## SET PROBLEM
Without changing a character, return the entries, but not the images they hold.

## DATASET RECORDS
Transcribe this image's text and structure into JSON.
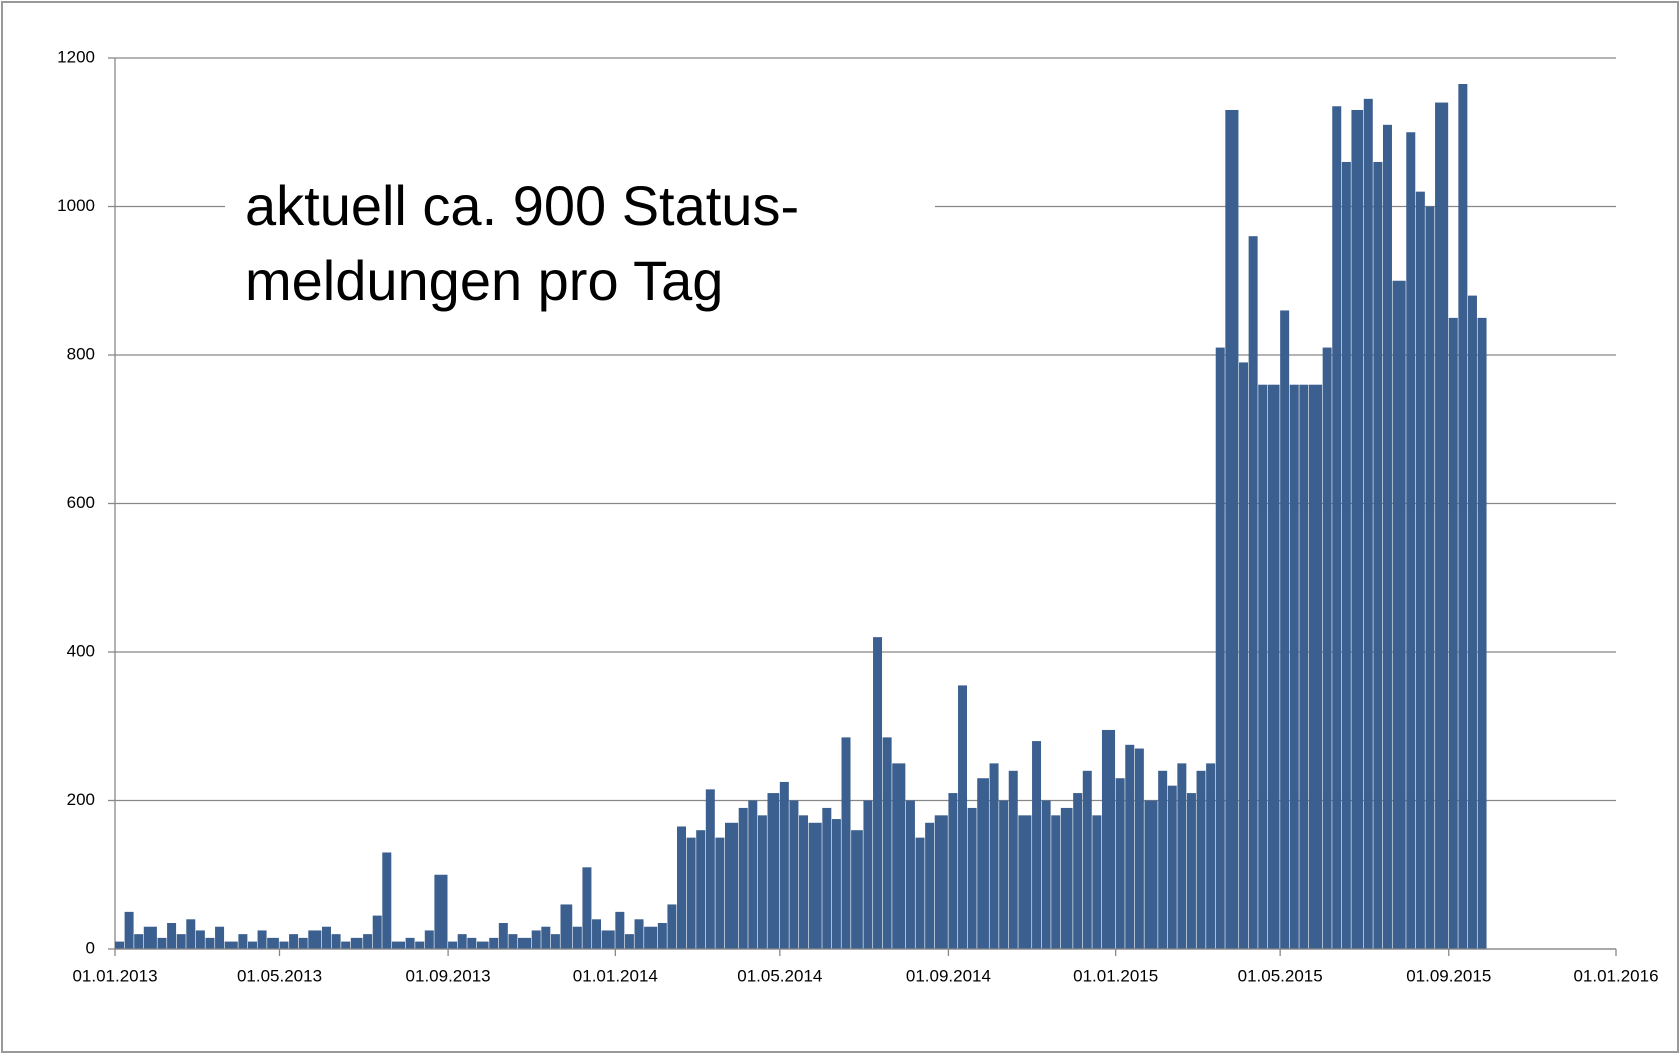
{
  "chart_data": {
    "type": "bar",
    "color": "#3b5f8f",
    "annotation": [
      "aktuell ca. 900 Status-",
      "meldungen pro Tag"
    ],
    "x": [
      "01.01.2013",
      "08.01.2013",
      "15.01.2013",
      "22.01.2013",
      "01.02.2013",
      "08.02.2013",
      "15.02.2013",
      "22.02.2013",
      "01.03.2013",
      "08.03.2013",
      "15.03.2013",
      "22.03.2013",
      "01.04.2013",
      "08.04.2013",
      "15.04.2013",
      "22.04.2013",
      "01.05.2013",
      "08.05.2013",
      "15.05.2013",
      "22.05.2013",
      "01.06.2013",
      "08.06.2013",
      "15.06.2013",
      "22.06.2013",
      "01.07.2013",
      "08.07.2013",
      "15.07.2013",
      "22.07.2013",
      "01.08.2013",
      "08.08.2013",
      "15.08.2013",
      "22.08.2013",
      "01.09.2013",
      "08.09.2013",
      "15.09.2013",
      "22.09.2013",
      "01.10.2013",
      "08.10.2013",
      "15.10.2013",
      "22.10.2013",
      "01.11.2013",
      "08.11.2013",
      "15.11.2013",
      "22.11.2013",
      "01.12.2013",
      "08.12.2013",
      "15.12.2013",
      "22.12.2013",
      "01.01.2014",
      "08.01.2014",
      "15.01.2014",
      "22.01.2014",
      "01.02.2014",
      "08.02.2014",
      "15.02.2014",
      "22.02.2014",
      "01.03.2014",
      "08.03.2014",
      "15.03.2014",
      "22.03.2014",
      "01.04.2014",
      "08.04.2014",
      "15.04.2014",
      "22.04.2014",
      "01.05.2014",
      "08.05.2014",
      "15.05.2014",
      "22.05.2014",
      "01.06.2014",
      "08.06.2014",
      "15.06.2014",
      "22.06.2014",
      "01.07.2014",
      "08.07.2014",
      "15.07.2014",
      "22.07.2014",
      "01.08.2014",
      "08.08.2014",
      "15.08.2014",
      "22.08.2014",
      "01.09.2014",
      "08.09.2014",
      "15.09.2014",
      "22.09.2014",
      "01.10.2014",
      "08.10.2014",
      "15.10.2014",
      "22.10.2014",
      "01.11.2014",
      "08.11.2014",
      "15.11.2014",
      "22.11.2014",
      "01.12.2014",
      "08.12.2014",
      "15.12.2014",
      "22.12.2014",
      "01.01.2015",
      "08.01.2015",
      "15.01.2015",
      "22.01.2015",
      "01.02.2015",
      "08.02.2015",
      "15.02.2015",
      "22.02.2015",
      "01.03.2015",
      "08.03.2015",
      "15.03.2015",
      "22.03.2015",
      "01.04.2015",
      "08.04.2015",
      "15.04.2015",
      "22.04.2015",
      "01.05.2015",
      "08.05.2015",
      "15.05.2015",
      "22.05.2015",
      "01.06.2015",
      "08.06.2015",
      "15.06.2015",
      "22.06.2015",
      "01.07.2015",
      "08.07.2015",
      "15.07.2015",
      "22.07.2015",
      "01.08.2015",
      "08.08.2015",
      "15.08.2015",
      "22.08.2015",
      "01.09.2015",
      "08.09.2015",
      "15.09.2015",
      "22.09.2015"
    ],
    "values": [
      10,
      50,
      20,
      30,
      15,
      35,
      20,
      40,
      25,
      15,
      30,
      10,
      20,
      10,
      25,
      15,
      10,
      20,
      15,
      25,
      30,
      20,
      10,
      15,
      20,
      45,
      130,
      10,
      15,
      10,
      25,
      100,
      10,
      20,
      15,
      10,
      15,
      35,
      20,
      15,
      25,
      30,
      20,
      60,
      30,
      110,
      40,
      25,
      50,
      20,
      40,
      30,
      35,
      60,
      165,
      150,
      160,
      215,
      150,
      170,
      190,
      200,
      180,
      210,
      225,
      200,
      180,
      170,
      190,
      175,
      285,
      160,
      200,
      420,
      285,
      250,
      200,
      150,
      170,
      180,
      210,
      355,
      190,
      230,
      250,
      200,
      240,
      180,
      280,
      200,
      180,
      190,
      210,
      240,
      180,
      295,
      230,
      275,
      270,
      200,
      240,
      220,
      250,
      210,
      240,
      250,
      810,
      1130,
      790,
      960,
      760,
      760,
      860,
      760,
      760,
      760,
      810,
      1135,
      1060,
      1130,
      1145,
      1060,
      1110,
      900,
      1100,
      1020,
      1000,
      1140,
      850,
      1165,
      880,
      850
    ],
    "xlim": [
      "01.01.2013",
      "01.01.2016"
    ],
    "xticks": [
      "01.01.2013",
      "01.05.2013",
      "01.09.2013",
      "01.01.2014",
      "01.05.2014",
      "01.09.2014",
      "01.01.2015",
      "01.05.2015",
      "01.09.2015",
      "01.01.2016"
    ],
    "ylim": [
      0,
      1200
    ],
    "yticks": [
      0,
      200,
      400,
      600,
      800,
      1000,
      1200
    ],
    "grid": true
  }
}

## SOLUTION TO THIS TASK
Transcribe this image's text and structure into JSON.
{
  "chart_data": {
    "type": "bar",
    "color": "#3b5f8f",
    "annotation": [
      "aktuell ca. 900 Status-",
      "meldungen pro Tag"
    ],
    "x": [
      "01.01.2013",
      "08.01.2013",
      "15.01.2013",
      "22.01.2013",
      "01.02.2013",
      "08.02.2013",
      "15.02.2013",
      "22.02.2013",
      "01.03.2013",
      "08.03.2013",
      "15.03.2013",
      "22.03.2013",
      "01.04.2013",
      "08.04.2013",
      "15.04.2013",
      "22.04.2013",
      "01.05.2013",
      "08.05.2013",
      "15.05.2013",
      "22.05.2013",
      "01.06.2013",
      "08.06.2013",
      "15.06.2013",
      "22.06.2013",
      "01.07.2013",
      "08.07.2013",
      "15.07.2013",
      "22.07.2013",
      "01.08.2013",
      "08.08.2013",
      "15.08.2013",
      "22.08.2013",
      "01.09.2013",
      "08.09.2013",
      "15.09.2013",
      "22.09.2013",
      "01.10.2013",
      "08.10.2013",
      "15.10.2013",
      "22.10.2013",
      "01.11.2013",
      "08.11.2013",
      "15.11.2013",
      "22.11.2013",
      "01.12.2013",
      "08.12.2013",
      "15.12.2013",
      "22.12.2013",
      "01.01.2014",
      "08.01.2014",
      "15.01.2014",
      "22.01.2014",
      "01.02.2014",
      "08.02.2014",
      "15.02.2014",
      "22.02.2014",
      "01.03.2014",
      "08.03.2014",
      "15.03.2014",
      "22.03.2014",
      "01.04.2014",
      "08.04.2014",
      "15.04.2014",
      "22.04.2014",
      "01.05.2014",
      "08.05.2014",
      "15.05.2014",
      "22.05.2014",
      "01.06.2014",
      "08.06.2014",
      "15.06.2014",
      "22.06.2014",
      "01.07.2014",
      "08.07.2014",
      "15.07.2014",
      "22.07.2014",
      "01.08.2014",
      "08.08.2014",
      "15.08.2014",
      "22.08.2014",
      "01.09.2014",
      "08.09.2014",
      "15.09.2014",
      "22.09.2014",
      "01.10.2014",
      "08.10.2014",
      "15.10.2014",
      "22.10.2014",
      "01.11.2014",
      "08.11.2014",
      "15.11.2014",
      "22.11.2014",
      "01.12.2014",
      "08.12.2014",
      "15.12.2014",
      "22.12.2014",
      "01.01.2015",
      "08.01.2015",
      "15.01.2015",
      "22.01.2015",
      "01.02.2015",
      "08.02.2015",
      "15.02.2015",
      "22.02.2015",
      "01.03.2015",
      "08.03.2015",
      "15.03.2015",
      "22.03.2015",
      "01.04.2015",
      "08.04.2015",
      "15.04.2015",
      "22.04.2015",
      "01.05.2015",
      "08.05.2015",
      "15.05.2015",
      "22.05.2015",
      "01.06.2015",
      "08.06.2015",
      "15.06.2015",
      "22.06.2015",
      "01.07.2015",
      "08.07.2015",
      "15.07.2015",
      "22.07.2015",
      "01.08.2015",
      "08.08.2015",
      "15.08.2015",
      "22.08.2015",
      "01.09.2015",
      "08.09.2015",
      "15.09.2015",
      "22.09.2015"
    ],
    "values": [
      10,
      50,
      20,
      30,
      15,
      35,
      20,
      40,
      25,
      15,
      30,
      10,
      20,
      10,
      25,
      15,
      10,
      20,
      15,
      25,
      30,
      20,
      10,
      15,
      20,
      45,
      130,
      10,
      15,
      10,
      25,
      100,
      10,
      20,
      15,
      10,
      15,
      35,
      20,
      15,
      25,
      30,
      20,
      60,
      30,
      110,
      40,
      25,
      50,
      20,
      40,
      30,
      35,
      60,
      165,
      150,
      160,
      215,
      150,
      170,
      190,
      200,
      180,
      210,
      225,
      200,
      180,
      170,
      190,
      175,
      285,
      160,
      200,
      420,
      285,
      250,
      200,
      150,
      170,
      180,
      210,
      355,
      190,
      230,
      250,
      200,
      240,
      180,
      280,
      200,
      180,
      190,
      210,
      240,
      180,
      295,
      230,
      275,
      270,
      200,
      240,
      220,
      250,
      210,
      240,
      250,
      810,
      1130,
      790,
      960,
      760,
      760,
      860,
      760,
      760,
      760,
      810,
      1135,
      1060,
      1130,
      1145,
      1060,
      1110,
      900,
      1100,
      1020,
      1000,
      1140,
      850,
      1165,
      880,
      850
    ],
    "xlim": [
      "01.01.2013",
      "01.01.2016"
    ],
    "xticks": [
      "01.01.2013",
      "01.05.2013",
      "01.09.2013",
      "01.01.2014",
      "01.05.2014",
      "01.09.2014",
      "01.01.2015",
      "01.05.2015",
      "01.09.2015",
      "01.01.2016"
    ],
    "ylim": [
      0,
      1200
    ],
    "yticks": [
      0,
      200,
      400,
      600,
      800,
      1000,
      1200
    ],
    "grid": true
  }
}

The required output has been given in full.